* Begin Data in this exercise *

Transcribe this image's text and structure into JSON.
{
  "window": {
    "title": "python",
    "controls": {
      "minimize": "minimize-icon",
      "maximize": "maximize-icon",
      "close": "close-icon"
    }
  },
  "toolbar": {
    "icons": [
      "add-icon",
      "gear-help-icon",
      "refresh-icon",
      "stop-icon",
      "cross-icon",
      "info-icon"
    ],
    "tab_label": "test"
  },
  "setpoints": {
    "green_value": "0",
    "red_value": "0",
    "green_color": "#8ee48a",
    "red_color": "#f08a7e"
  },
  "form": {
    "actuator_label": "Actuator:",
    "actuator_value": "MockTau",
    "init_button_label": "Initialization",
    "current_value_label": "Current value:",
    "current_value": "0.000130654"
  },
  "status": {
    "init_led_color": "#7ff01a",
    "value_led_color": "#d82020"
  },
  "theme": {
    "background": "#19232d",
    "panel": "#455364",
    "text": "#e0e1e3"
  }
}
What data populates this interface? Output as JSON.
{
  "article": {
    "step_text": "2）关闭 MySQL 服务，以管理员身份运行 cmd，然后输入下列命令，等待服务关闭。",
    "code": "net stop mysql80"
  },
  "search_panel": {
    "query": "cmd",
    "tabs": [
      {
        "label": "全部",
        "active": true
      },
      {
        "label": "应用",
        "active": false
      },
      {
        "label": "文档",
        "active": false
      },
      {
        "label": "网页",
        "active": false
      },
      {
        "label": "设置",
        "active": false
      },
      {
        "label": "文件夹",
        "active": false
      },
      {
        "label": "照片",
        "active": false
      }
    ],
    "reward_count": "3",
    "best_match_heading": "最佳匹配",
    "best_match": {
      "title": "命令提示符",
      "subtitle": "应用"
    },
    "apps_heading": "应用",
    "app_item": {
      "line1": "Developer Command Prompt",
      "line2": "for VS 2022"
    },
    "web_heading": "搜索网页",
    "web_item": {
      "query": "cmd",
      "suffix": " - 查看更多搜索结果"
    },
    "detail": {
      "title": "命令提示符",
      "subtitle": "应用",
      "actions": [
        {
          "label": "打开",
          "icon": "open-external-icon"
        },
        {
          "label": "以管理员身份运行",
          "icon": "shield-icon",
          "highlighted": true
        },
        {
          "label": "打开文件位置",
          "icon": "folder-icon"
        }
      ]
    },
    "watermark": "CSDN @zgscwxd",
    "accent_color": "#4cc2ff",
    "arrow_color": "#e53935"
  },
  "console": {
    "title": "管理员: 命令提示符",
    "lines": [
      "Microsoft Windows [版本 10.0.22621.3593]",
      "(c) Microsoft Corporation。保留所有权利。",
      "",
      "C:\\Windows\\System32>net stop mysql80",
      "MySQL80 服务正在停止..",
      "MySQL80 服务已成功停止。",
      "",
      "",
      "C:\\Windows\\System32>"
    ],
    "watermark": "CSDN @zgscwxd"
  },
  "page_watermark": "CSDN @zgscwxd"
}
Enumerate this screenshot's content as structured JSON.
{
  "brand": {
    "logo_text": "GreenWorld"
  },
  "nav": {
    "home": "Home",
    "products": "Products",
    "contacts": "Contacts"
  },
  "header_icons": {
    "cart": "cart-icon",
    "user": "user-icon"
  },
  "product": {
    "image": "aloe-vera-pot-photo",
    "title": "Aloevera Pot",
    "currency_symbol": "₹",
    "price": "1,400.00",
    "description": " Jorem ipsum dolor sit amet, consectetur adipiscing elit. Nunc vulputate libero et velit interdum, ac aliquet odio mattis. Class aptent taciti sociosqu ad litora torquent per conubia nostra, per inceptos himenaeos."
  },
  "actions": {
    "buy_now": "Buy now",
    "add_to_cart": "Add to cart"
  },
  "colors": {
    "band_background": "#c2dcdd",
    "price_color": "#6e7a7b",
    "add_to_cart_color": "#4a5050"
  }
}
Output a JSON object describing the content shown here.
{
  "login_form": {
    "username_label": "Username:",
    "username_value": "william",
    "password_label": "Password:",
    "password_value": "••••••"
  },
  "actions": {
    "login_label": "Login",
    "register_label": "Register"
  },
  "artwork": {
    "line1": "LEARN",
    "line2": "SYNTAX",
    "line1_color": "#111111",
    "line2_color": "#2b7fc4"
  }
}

* End Data in this exercise *

**Problem to solve**
Transcribe, word for word, every line from the one containing "Output a JSON" through the final line of the entries, and nothing else.

**Answer to this task**
Output a JSON object describing the content shown here.
{
  "login_form": {
    "username_label": "Username:",
    "username_value": "william",
    "password_label": "Password:",
    "password_value": "••••••"
  },
  "actions": {
    "login_label": "Login",
    "register_label": "Register"
  },
  "artwork": {
    "line1": "LEARN",
    "line2": "SYNTAX",
    "line1_color": "#111111",
    "line2_color": "#2b7fc4"
  }
}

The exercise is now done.